**WRITTEN TASK**
Scan the data below for the string "source". Show every line where it turns up.

**LISTING**
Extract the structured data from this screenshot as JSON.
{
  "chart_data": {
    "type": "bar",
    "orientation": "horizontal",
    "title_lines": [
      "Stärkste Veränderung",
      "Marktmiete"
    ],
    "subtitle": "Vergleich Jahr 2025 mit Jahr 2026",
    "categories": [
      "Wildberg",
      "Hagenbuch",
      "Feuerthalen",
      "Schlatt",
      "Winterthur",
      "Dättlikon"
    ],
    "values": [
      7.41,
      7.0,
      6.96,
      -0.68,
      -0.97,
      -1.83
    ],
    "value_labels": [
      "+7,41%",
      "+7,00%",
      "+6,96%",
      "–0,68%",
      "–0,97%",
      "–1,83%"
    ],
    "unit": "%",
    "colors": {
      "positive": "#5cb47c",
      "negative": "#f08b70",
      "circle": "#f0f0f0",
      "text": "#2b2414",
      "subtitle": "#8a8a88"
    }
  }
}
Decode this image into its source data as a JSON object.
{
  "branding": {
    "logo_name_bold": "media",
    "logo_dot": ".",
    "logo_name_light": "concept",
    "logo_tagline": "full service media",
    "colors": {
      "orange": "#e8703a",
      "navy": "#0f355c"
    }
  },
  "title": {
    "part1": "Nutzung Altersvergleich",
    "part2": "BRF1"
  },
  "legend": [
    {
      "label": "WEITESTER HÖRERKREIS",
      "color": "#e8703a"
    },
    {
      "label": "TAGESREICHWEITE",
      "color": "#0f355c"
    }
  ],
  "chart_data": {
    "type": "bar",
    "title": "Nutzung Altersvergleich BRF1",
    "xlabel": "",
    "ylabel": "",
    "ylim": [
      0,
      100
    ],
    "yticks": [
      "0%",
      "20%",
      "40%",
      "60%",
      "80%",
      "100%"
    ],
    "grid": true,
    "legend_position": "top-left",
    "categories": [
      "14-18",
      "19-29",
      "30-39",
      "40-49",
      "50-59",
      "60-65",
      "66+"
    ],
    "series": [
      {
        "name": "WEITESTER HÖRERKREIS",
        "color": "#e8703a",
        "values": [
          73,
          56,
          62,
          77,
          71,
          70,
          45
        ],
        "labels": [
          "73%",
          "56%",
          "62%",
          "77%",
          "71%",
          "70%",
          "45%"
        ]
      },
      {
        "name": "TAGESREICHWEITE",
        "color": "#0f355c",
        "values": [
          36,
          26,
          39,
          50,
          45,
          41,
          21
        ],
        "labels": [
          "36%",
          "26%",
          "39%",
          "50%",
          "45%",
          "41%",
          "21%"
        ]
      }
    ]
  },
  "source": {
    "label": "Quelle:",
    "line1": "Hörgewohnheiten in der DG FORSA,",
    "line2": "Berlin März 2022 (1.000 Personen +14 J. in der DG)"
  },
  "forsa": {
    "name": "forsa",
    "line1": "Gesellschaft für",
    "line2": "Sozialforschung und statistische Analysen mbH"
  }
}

**CORRECT RESPONSE**
Decode this image into its source data as a JSON object.
  "source": {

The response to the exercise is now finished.